Prompt -
Without the pictures, set down the records below word for word.

Task material -

━━━━━━━━━━

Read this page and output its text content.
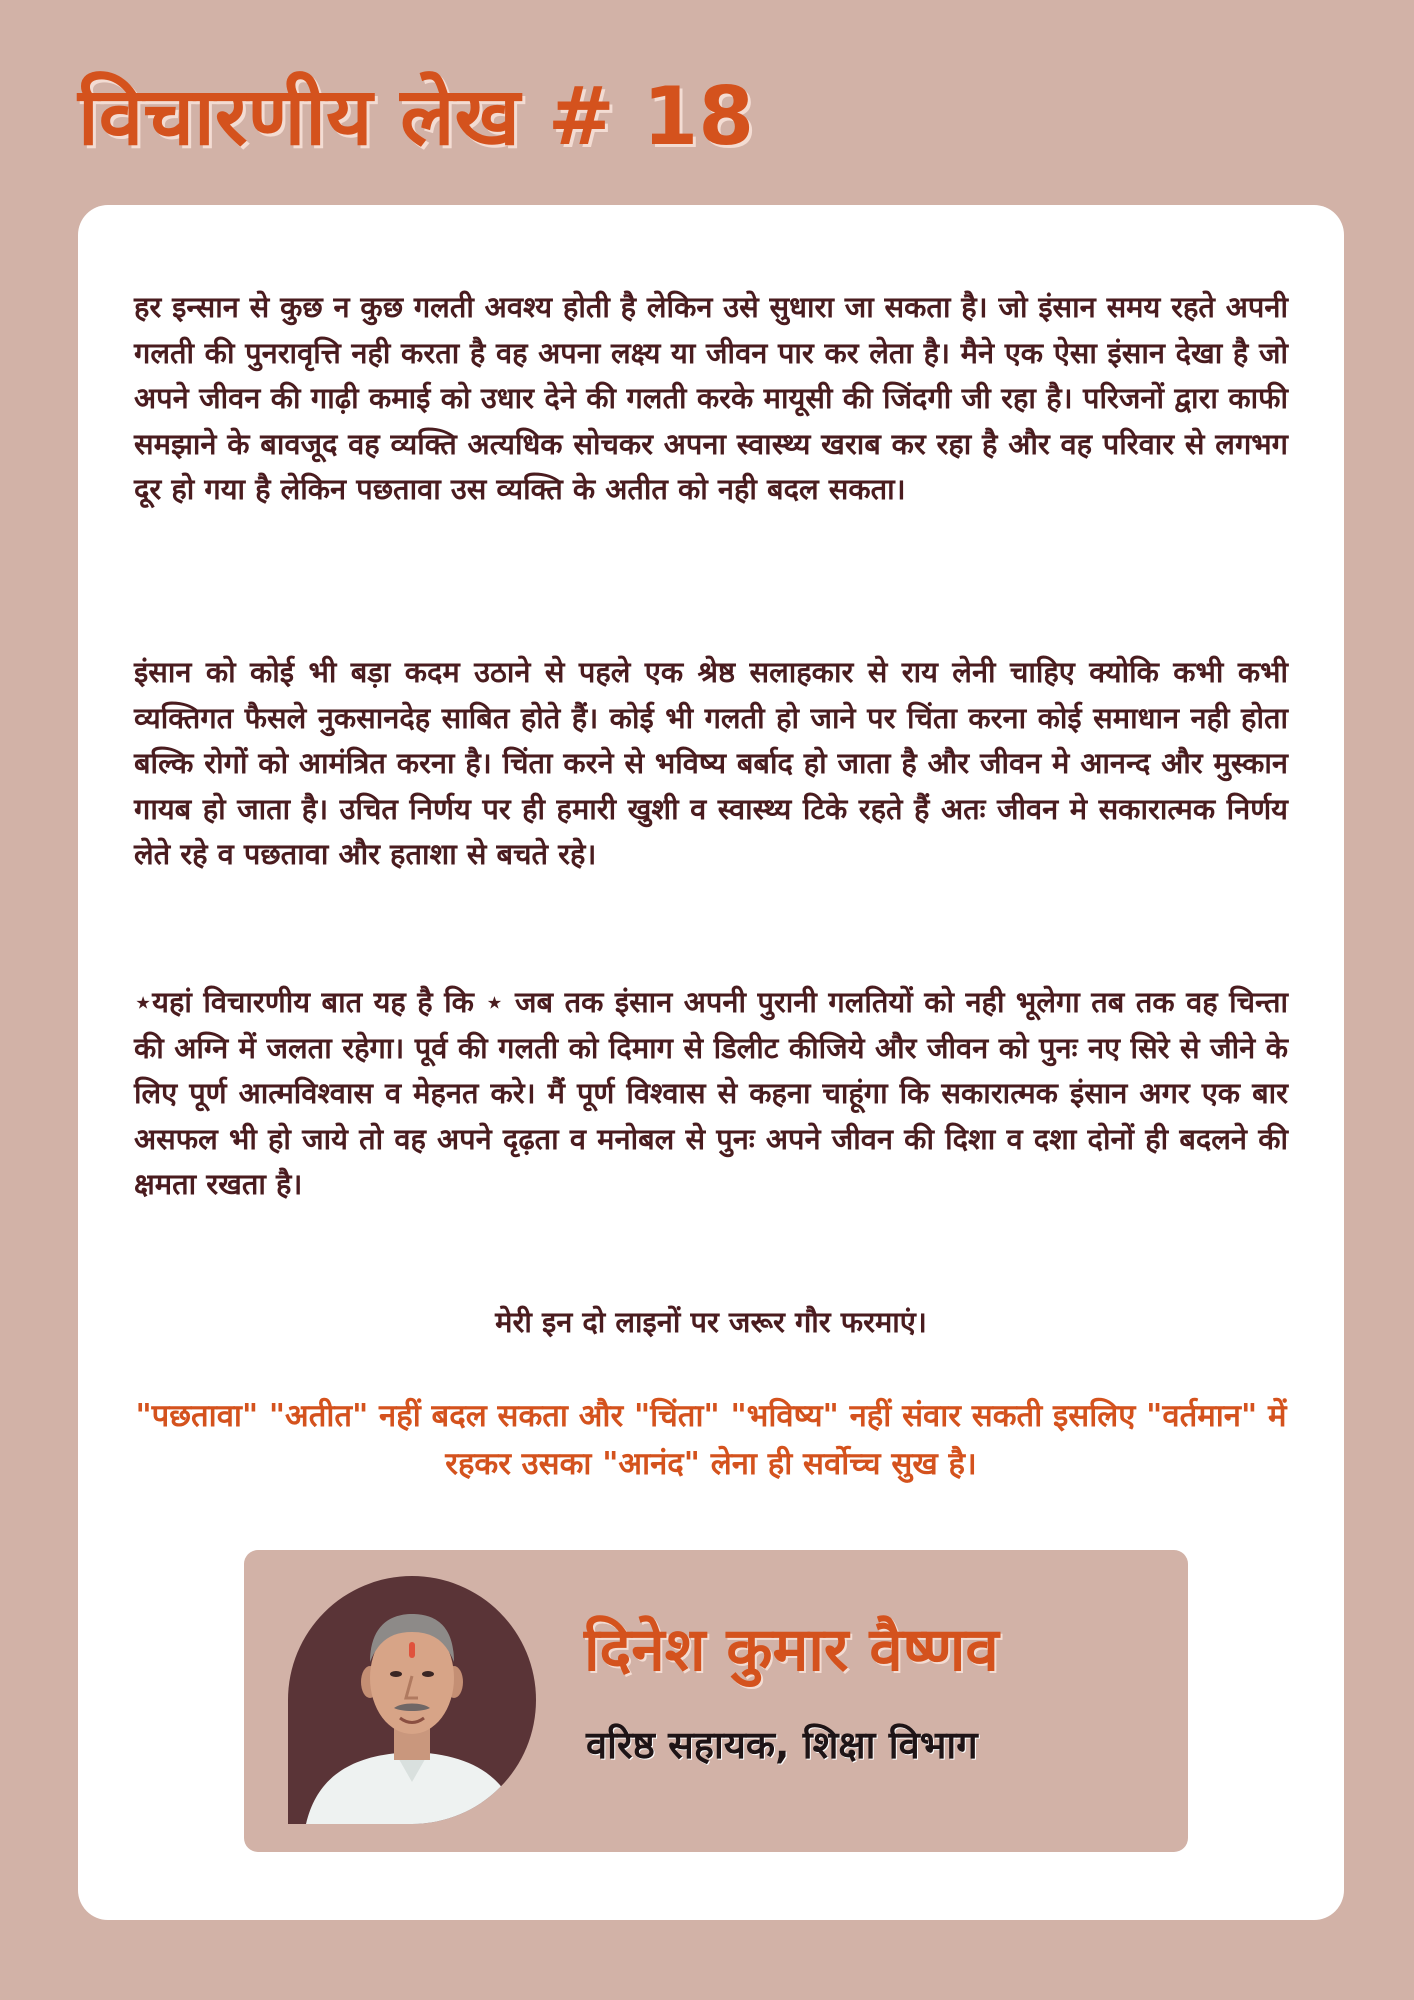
विचारणीय लेख # 18

हर इन्सान से कुछ न कुछ गलती अवश्य होती है लेकिन उसे सुधारा जा सकता है। जो इंसान समय रहते अपनी गलती की पुनरावृत्ति नही करता है वह अपना लक्ष्य या जीवन पार कर लेता है। मैने एक ऐसा इंसान देखा है जो अपने जीवन की गाढ़ी कमाई को उधार देने की गलती करके मायूसी की जिंदगी जी रहा है। परिजनों द्वारा काफी समझाने के बावजूद वह व्यक्ति अत्यधिक सोचकर अपना स्वास्थ्य खराब कर रहा है और वह परिवार से लगभग दूर हो गया है लेकिन पछतावा उस व्यक्ति के अतीत को नही बदल सकता।

इंसान को कोई भी बड़ा कदम उठाने से पहले एक श्रेष्ठ सलाहकार से राय लेनी चाहिए क्योकि कभी कभी व्यक्तिगत फैसले नुकसानदेह साबित होते हैं। कोई भी गलती हो जाने पर चिंता करना कोई समाधान नही होता बल्कि रोगों को आमंत्रित करना है। चिंता करने से भविष्य बर्बाद हो जाता है और जीवन मे आनन्द और मुस्कान गायब हो जाता है। उचित निर्णय पर ही हमारी खुशी व स्वास्थ्य टिके रहते हैं अतः जीवन मे सकारात्मक निर्णय लेते रहे व पछतावा और हताशा से बचते रहे।

⋆यहां विचारणीय बात यह है कि ⋆ जब तक इंसान अपनी पुरानी गलतियों को नही भूलेगा तब तक वह चिन्ता की अग्नि में जलता रहेगा। पूर्व की गलती को दिमाग से डिलीट कीजिये और जीवन को पुनः नए सिरे से जीने के लिए पूर्ण आत्मविश्वास व मेहनत करे। मैं पूर्ण विश्वास से कहना चाहूंगा कि सकारात्मक इंसान अगर एक बार असफल भी हो जाये तो वह अपने दृढ़ता व मनोबल से पुनः अपने जीवन की दिशा व दशा दोनों ही बदलने की क्षमता रखता है।

मेरी इन दो लाइनों पर जरूर गौर फरमाएं।

"पछतावा" "अतीत" नहीं बदल सकता और "चिंता" "भविष्य" नहीं संवार सकती इसलिए "वर्तमान" में रहकर उसका "आनंद" लेना ही सर्वोच्च सुख है।

दिनेश कुमार वैष्णव

वरिष्ठ सहायक, शिक्षा विभाग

━━━━━━━━━━

Completed exercise -
Read this page and output its text content.
विचारणीय लेख # 18

हर इन्सान से कुछ न कुछ गलती अवश्य होती है लेकिन उसे सुधारा जा सकता है। जो इंसान समय रहते अपनी गलती की पुनरावृत्ति नही करता है वह अपना लक्ष्य या जीवन पार कर लेता है। मैने एक ऐसा इंसान देखा है जो अपने जीवन की गाढ़ी कमाई को उधार देने की गलती करके मायूसी की जिंदगी जी रहा है। परिजनों द्वारा काफी समझाने के बावजूद वह व्यक्ति अत्यधिक सोचकर अपना स्वास्थ्य खराब कर रहा है और वह परिवार से लगभग दूर हो गया है लेकिन पछतावा उस व्यक्ति के अतीत को नही बदल सकता।

इंसान को कोई भी बड़ा कदम उठाने से पहले एक श्रेष्ठ सलाहकार से राय लेनी चाहिए क्योकि कभी कभी व्यक्तिगत फैसले नुकसानदेह साबित होते हैं। कोई भी गलती हो जाने पर चिंता करना कोई समाधान नही होता बल्कि रोगों को आमंत्रित करना है। चिंता करने से भविष्य बर्बाद हो जाता है और जीवन मे आनन्द और मुस्कान गायब हो जाता है। उचित निर्णय पर ही हमारी खुशी व स्वास्थ्य टिके रहते हैं अतः जीवन मे सकारात्मक निर्णय लेते रहे व पछतावा और हताशा से बचते रहे।

⋆यहां विचारणीय बात यह है कि ⋆ जब तक इंसान अपनी पुरानी गलतियों को नही भूलेगा तब तक वह चिन्ता की अग्नि में जलता रहेगा। पूर्व की गलती को दिमाग से डिलीट कीजिये और जीवन को पुनः नए सिरे से जीने के लिए पूर्ण आत्मविश्वास व मेहनत करे। मैं पूर्ण विश्वास से कहना चाहूंगा कि सकारात्मक इंसान अगर एक बार असफल भी हो जाये तो वह अपने दृढ़ता व मनोबल से पुनः अपने जीवन की दिशा व दशा दोनों ही बदलने की क्षमता रखता है।

मेरी इन दो लाइनों पर जरूर गौर फरमाएं।

"पछतावा" "अतीत" नहीं बदल सकता और "चिंता" "भविष्य" नहीं संवार सकती इसलिए "वर्तमान" में रहकर उसका "आनंद" लेना ही सर्वोच्च सुख है।

दिनेश कुमार वैष्णव

वरिष्ठ सहायक, शिक्षा विभाग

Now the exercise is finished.